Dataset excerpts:

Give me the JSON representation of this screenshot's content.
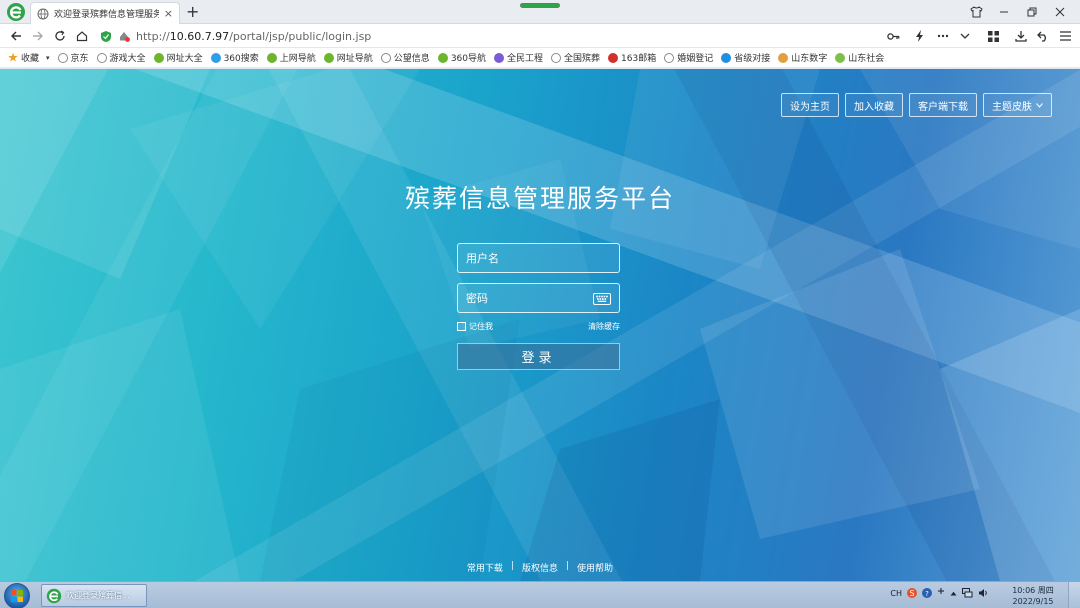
{
  "browser": {
    "tab_title": "欢迎登录殡葬信息管理服务平",
    "tab_close": "×",
    "new_tab": "+",
    "url_prefix": "http://",
    "url_host": "10.60.7.97",
    "url_path": "/portal/jsp/public/login.jsp"
  },
  "bookmarks": [
    {
      "label": "收藏",
      "icon": "star-icon",
      "color": "#f0a020"
    },
    {
      "label": "京东",
      "icon": "globe-icon",
      "color": "#8a8a8a"
    },
    {
      "label": "游戏大全",
      "icon": "globe-icon",
      "color": "#8a8a8a"
    },
    {
      "label": "网址大全",
      "icon": "ie-icon",
      "color": "#6cb52d"
    },
    {
      "label": "360搜索",
      "icon": "360-icon",
      "color": "#2f9ee8"
    },
    {
      "label": "上网导航",
      "icon": "ie-icon",
      "color": "#6cb52d"
    },
    {
      "label": "网址导航",
      "icon": "ie-icon",
      "color": "#6cb52d"
    },
    {
      "label": "公望信息",
      "icon": "globe-icon",
      "color": "#8a8a8a"
    },
    {
      "label": "360导航",
      "icon": "ie-icon",
      "color": "#6cb52d"
    },
    {
      "label": "全民工程",
      "icon": "gem-icon",
      "color": "#7b5cd6"
    },
    {
      "label": "全国殡葬",
      "icon": "globe-icon",
      "color": "#8a8a8a"
    },
    {
      "label": "163邮箱",
      "icon": "mail-icon",
      "color": "#d0312d"
    },
    {
      "label": "婚姻登记",
      "icon": "globe-icon",
      "color": "#8a8a8a"
    },
    {
      "label": "省级对接",
      "icon": "bird-icon",
      "color": "#1f8fe0"
    },
    {
      "label": "山东数字",
      "icon": "sd-icon",
      "color": "#e0a040"
    },
    {
      "label": "山东社会",
      "icon": "leaf-icon",
      "color": "#7cc24a"
    }
  ],
  "page": {
    "top_buttons": [
      "设为主页",
      "加入收藏",
      "客户端下载",
      "主题皮肤"
    ],
    "title": "殡葬信息管理服务平台",
    "username_placeholder": "用户名",
    "password_placeholder": "密码",
    "remember_label": "记住我",
    "clear_cache_label": "清除缓存",
    "login_label": "登录",
    "footer_links": [
      "常用下载",
      "版权信息",
      "使用帮助"
    ],
    "footer_sep": "|"
  },
  "taskbar": {
    "task_label": "欢迎登录殡葬信...",
    "tray_ime": "CH",
    "clock_time": "10:06 周四",
    "clock_date": "2022/9/15"
  },
  "colors": {
    "accent_green": "#2fa34a",
    "page_gradient_left": "#3ec6d0",
    "page_gradient_right": "#2a78c2"
  }
}
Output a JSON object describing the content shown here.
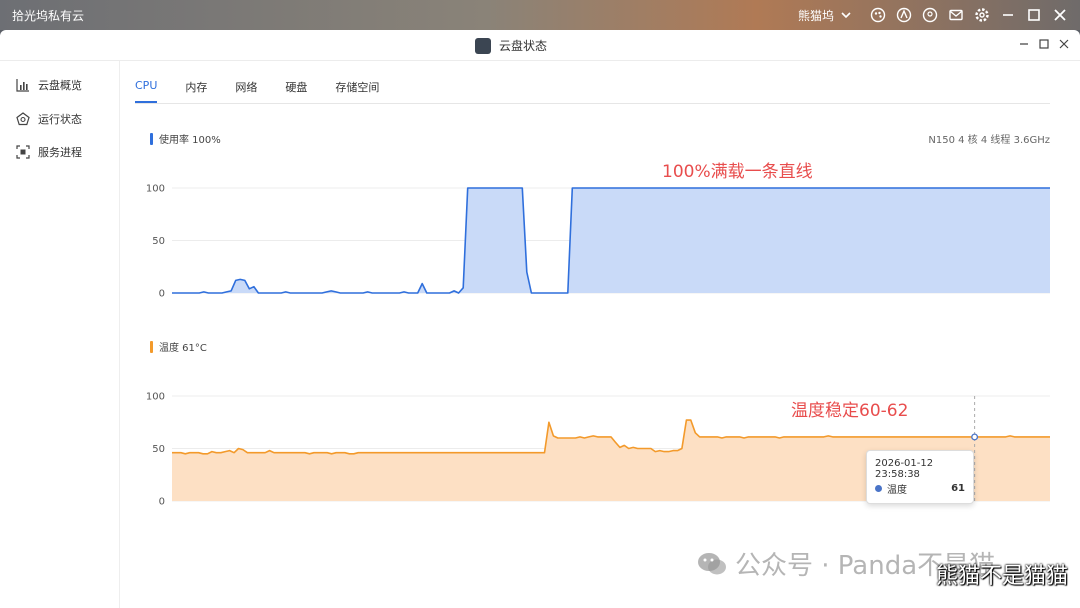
{
  "app": {
    "title": "拾光坞私有云",
    "user": "熊猫坞"
  },
  "window": {
    "title": "云盘状态"
  },
  "sidebar": {
    "items": [
      {
        "label": "云盘概览",
        "icon": "bar-chart-icon"
      },
      {
        "label": "运行状态",
        "icon": "pentagon-icon"
      },
      {
        "label": "服务进程",
        "icon": "process-icon"
      }
    ]
  },
  "tabs": [
    {
      "label": "CPU",
      "active": true
    },
    {
      "label": "内存",
      "active": false
    },
    {
      "label": "网络",
      "active": false
    },
    {
      "label": "硬盘",
      "active": false
    },
    {
      "label": "存储空间",
      "active": false
    }
  ],
  "cpu": {
    "label": "使用率 100%",
    "info": "N150 4 核 4 线程 3.6GHz",
    "color": "#2f6fdc",
    "fill": "#c9daf8"
  },
  "temp": {
    "label": "温度 61°C",
    "color": "#f39a2b",
    "fill": "#fde0c4"
  },
  "annotations": {
    "cpu": "100%满载一条直线",
    "temp": "温度稳定60-62"
  },
  "tooltip": {
    "time": "2026-01-12 23:58:38",
    "series": "温度",
    "value": "61"
  },
  "watermark": {
    "text": "公众号 · Panda不是猫",
    "corner": "熊猫不是猫猫"
  },
  "chart_data": [
    {
      "type": "area",
      "ylim": [
        0,
        100
      ],
      "yticks": [
        "0",
        "50",
        "100"
      ],
      "series": [
        {
          "values": [
            0,
            0,
            0,
            0,
            0,
            0,
            0,
            1,
            0,
            0,
            0,
            0,
            1,
            2,
            12,
            13,
            12,
            4,
            6,
            0,
            0,
            0,
            0,
            0,
            0,
            1,
            0,
            0,
            0,
            0,
            0,
            0,
            0,
            0,
            1,
            2,
            1,
            0,
            0,
            0,
            0,
            0,
            0,
            1,
            0,
            0,
            0,
            0,
            0,
            0,
            0,
            1,
            0,
            0,
            0,
            9,
            0,
            0,
            0,
            0,
            0,
            0,
            2,
            0,
            5,
            100,
            100,
            100,
            100,
            100,
            100,
            100,
            100,
            100,
            100,
            100,
            100,
            100,
            20,
            0,
            0,
            0,
            0,
            0,
            0,
            0,
            0,
            0,
            100,
            100,
            100,
            100,
            100,
            100,
            100,
            100,
            100,
            100,
            100,
            100,
            100,
            100,
            100,
            100,
            100,
            100,
            100,
            100,
            100,
            100,
            100,
            100,
            100,
            100,
            100,
            100,
            100,
            100,
            100,
            100,
            100,
            100,
            100,
            100,
            100,
            100,
            100,
            100,
            100,
            100,
            100,
            100,
            100,
            100,
            100,
            100,
            100,
            100,
            100,
            100,
            100,
            100,
            100,
            100,
            100,
            100,
            100,
            100,
            100,
            100,
            100,
            100,
            100,
            100,
            100,
            100,
            100,
            100,
            100,
            100,
            100,
            100,
            100,
            100,
            100,
            100,
            100,
            100,
            100,
            100,
            100,
            100,
            100,
            100,
            100,
            100,
            100,
            100,
            100,
            100,
            100,
            100,
            100,
            100,
            100,
            100,
            100,
            100,
            100,
            100,
            100,
            100,
            100,
            100
          ]
        }
      ]
    },
    {
      "type": "area",
      "ylim": [
        0,
        100
      ],
      "yticks": [
        "0",
        "50",
        "100"
      ],
      "series": [
        {
          "values": [
            46,
            46,
            46,
            45,
            46,
            46,
            46,
            45,
            45,
            47,
            46,
            46,
            47,
            48,
            46,
            50,
            49,
            46,
            46,
            46,
            46,
            46,
            48,
            46,
            46,
            46,
            46,
            46,
            46,
            46,
            46,
            45,
            46,
            46,
            46,
            46,
            45,
            46,
            46,
            46,
            45,
            45,
            46,
            46,
            46,
            46,
            46,
            46,
            46,
            46,
            46,
            46,
            46,
            46,
            46,
            46,
            46,
            46,
            46,
            46,
            46,
            46,
            46,
            46,
            46,
            46,
            46,
            46,
            46,
            46,
            46,
            46,
            46,
            46,
            46,
            46,
            46,
            46,
            46,
            46,
            46,
            46,
            46,
            46,
            46,
            75,
            62,
            60,
            60,
            60,
            60,
            60,
            61,
            60,
            61,
            62,
            61,
            61,
            61,
            61,
            56,
            51,
            53,
            50,
            51,
            50,
            50,
            50,
            50,
            47,
            48,
            47,
            47,
            48,
            48,
            50,
            77,
            77,
            65,
            61,
            61,
            61,
            61,
            61,
            60,
            61,
            61,
            61,
            61,
            60,
            61,
            61,
            61,
            61,
            61,
            61,
            61,
            60,
            61,
            61,
            61,
            61,
            61,
            61,
            61,
            61,
            61,
            61,
            62,
            61,
            61,
            61,
            61,
            61,
            61,
            61,
            61,
            61,
            61,
            61,
            61,
            61,
            61,
            61,
            61,
            61,
            61,
            61,
            61,
            61,
            61,
            61,
            61,
            61,
            61,
            61,
            61,
            61,
            61,
            61,
            61,
            61,
            61,
            61,
            61,
            61,
            61,
            61,
            61,
            62,
            61,
            61,
            61,
            61,
            61,
            61,
            61,
            61,
            61
          ]
        }
      ],
      "hover_index": 181
    }
  ]
}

Your instructions:
Read the data above and pull out each line that holds the string "content".

Written response:
Give me the JSON representation of this screenshot's content.
Output a JSON object describing the content shown here.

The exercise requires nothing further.